Examine the entries and show every line in which the word "统筹发展和安全" is found.

Dataset items >>
· · · ·

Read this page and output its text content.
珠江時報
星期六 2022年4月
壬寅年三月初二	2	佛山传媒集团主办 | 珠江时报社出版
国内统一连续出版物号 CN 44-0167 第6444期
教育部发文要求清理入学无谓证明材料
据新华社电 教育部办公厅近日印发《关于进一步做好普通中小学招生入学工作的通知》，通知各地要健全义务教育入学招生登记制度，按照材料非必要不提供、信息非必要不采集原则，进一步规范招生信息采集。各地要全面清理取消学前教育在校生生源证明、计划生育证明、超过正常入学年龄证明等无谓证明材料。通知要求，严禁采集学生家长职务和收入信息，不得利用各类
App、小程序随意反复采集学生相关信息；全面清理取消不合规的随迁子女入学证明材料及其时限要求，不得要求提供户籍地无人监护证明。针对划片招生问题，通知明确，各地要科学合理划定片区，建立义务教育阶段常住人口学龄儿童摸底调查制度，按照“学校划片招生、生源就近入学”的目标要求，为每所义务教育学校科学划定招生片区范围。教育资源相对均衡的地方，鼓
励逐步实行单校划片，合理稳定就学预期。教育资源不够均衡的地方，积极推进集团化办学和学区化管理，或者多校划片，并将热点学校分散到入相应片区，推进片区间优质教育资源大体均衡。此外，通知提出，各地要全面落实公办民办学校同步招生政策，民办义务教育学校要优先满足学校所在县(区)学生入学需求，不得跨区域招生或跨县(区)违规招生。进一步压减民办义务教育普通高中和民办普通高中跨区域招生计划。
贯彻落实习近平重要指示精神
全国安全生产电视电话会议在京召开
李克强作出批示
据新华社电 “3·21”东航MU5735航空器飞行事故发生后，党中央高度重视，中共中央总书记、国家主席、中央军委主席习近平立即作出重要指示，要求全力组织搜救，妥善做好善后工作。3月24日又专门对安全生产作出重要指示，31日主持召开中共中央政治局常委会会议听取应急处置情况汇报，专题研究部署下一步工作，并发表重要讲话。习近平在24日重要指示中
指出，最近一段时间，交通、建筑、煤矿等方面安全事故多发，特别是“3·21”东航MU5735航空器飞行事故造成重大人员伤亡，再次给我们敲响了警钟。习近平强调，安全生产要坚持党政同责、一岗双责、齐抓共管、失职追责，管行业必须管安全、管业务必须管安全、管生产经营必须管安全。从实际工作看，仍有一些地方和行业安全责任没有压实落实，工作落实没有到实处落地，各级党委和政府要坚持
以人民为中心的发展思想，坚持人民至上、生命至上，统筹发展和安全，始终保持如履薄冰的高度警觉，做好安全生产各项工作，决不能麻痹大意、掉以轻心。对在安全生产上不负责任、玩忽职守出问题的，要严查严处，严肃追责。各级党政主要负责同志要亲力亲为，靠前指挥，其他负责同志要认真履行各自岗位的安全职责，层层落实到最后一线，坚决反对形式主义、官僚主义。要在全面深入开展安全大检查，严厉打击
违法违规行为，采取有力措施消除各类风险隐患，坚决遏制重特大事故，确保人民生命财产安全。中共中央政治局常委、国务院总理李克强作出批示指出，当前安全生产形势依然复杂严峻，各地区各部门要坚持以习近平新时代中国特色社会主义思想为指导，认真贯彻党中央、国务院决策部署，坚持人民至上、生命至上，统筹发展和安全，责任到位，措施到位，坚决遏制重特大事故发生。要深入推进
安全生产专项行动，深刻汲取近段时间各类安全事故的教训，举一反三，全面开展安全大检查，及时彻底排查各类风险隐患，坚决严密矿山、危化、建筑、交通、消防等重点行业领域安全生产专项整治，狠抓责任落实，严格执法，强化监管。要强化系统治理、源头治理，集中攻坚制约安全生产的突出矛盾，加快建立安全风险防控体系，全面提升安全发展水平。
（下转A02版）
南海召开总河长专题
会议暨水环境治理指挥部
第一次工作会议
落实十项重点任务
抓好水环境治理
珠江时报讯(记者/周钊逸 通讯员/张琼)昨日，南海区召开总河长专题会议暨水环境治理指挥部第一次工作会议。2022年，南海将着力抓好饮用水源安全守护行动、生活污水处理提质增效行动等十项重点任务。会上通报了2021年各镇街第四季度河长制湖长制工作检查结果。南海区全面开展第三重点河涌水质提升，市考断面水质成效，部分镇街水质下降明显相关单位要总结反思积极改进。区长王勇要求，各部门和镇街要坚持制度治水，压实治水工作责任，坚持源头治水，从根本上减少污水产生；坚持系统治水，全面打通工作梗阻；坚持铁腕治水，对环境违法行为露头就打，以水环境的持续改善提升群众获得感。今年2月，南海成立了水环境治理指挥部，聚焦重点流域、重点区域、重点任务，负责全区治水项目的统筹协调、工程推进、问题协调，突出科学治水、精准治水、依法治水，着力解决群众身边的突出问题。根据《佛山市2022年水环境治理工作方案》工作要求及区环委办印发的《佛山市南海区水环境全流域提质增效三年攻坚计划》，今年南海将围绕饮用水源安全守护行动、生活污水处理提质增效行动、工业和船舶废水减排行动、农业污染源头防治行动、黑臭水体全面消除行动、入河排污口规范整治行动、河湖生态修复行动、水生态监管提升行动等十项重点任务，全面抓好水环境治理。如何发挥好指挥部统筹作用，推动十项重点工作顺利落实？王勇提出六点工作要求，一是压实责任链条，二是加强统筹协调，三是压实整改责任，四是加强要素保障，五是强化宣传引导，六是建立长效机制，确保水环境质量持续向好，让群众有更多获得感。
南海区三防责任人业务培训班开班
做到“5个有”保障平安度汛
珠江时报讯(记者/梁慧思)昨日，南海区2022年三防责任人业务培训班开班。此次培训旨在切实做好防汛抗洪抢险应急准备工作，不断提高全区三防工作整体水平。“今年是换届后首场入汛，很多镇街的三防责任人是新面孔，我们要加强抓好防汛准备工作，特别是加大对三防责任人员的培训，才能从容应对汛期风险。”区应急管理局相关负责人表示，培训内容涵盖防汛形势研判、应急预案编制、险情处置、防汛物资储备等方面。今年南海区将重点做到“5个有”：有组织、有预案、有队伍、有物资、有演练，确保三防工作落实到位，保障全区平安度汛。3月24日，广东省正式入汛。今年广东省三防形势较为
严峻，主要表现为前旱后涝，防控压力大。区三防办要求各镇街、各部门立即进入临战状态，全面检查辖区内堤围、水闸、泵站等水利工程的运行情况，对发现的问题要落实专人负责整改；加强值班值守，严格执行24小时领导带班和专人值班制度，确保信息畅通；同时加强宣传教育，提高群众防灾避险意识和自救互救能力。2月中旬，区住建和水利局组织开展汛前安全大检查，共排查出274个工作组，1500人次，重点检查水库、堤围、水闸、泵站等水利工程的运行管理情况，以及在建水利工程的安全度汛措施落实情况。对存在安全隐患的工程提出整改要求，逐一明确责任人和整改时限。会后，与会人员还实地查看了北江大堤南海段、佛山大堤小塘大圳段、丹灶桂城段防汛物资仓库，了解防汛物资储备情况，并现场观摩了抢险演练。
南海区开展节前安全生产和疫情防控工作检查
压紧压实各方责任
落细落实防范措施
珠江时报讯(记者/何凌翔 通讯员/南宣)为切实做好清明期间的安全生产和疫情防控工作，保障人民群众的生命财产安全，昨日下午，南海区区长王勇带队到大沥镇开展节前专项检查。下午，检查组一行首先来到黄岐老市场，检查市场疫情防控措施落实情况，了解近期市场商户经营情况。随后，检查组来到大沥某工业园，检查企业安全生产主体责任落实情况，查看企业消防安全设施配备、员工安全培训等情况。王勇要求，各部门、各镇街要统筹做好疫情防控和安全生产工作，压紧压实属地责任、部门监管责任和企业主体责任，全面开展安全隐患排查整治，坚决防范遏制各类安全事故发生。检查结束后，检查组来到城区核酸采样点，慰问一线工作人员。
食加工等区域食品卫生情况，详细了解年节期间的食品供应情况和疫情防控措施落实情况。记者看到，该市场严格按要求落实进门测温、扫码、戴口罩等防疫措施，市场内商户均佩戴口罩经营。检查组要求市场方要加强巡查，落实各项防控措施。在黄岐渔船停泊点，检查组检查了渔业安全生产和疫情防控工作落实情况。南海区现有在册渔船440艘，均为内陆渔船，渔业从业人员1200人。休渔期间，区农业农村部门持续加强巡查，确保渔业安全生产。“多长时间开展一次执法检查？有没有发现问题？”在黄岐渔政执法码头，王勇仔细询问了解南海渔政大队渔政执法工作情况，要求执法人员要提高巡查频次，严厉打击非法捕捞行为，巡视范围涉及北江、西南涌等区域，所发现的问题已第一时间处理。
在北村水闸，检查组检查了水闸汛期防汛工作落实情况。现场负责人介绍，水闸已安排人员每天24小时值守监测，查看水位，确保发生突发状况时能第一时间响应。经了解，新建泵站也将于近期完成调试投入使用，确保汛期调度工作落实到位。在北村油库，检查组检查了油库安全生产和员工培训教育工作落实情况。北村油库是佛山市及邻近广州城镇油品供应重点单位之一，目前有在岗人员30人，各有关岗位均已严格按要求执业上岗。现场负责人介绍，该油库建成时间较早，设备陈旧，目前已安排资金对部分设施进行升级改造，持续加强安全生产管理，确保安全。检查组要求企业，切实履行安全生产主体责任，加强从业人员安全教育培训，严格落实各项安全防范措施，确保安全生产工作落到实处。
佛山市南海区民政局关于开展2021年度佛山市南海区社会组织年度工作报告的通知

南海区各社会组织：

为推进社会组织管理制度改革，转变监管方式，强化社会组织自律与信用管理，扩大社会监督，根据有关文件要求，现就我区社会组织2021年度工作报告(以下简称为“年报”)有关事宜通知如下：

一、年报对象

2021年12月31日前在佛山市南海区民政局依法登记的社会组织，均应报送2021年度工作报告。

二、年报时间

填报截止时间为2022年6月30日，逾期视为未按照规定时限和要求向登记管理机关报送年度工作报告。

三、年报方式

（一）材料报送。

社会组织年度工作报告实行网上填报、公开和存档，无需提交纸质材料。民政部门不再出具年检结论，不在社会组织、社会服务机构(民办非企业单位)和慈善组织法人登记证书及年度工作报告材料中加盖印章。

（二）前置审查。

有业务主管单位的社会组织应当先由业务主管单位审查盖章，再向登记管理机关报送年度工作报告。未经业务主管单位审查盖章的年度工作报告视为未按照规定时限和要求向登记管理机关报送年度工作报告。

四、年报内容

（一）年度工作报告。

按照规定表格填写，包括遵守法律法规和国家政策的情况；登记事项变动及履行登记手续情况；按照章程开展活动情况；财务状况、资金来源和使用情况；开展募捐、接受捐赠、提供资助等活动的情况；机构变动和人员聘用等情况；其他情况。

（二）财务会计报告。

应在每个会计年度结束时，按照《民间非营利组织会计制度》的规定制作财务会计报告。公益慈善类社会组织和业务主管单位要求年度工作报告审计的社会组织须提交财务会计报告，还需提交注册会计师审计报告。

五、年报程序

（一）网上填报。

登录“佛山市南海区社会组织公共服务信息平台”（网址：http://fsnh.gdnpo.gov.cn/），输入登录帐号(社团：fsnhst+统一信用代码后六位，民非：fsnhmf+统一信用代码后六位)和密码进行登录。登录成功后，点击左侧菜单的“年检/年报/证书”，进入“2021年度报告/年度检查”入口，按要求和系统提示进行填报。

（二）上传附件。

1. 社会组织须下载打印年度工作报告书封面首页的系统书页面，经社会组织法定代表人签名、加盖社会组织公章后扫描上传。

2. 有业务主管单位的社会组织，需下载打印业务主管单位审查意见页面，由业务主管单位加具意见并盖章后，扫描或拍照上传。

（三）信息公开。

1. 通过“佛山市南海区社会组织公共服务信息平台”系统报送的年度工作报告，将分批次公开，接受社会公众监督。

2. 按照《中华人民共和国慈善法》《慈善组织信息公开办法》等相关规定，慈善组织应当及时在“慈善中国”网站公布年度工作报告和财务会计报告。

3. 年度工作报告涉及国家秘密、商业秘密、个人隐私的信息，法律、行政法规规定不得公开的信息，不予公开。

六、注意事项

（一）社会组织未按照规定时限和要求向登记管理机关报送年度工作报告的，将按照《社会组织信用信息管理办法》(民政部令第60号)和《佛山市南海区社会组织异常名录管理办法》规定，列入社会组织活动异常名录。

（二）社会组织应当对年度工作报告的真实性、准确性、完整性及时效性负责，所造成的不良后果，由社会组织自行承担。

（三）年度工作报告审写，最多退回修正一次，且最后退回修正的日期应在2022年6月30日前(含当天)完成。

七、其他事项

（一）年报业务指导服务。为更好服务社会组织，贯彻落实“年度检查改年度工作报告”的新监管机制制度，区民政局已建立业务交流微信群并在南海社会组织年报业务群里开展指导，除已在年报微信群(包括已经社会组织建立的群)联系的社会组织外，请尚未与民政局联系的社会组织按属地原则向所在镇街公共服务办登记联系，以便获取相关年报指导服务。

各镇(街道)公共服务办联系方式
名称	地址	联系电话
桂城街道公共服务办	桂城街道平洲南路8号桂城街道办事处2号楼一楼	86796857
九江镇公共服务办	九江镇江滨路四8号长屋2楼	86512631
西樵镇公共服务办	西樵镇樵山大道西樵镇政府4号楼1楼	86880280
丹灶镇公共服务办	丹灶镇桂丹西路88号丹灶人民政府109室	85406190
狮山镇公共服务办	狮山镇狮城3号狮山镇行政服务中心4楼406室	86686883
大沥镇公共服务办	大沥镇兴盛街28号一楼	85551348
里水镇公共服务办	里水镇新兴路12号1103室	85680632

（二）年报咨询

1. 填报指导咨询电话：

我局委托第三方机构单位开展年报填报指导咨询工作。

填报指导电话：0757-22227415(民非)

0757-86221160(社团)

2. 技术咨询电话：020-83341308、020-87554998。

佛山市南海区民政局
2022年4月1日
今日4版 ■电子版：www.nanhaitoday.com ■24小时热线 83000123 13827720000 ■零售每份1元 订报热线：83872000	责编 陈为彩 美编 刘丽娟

· · · ·

OUTPUT >>
以人民为中心的发展思想，坚持人民至上、生命至上，统筹发展和安全，始终保持如履薄冰的高度警觉，做好安全生产各项工作，决不能麻痹大意、掉以轻心。对在安全生产上不负责任、玩忽职守出问题的，要严查严处，严肃追责。各级党政主要负责同志要亲力亲为，靠前指挥，其他负责同志要认真履行各自岗位的安全职责，层层落实到最后一线，坚决反对形式主义、官僚主义。要在全面深入开展安全大检查，严厉打击
违法违规行为，采取有力措施消除各类风险隐患，坚决遏制重特大事故，确保人民生命财产安全。中共中央政治局常委、国务院总理李克强作出批示指出，当前安全生产形势依然复杂严峻，各地区各部门要坚持以习近平新时代中国特色社会主义思想为指导，认真贯彻党中央、国务院决策部署，坚持人民至上、生命至上，统筹发展和安全，责任到位，措施到位，坚决遏制重特大事故发生。要深入推进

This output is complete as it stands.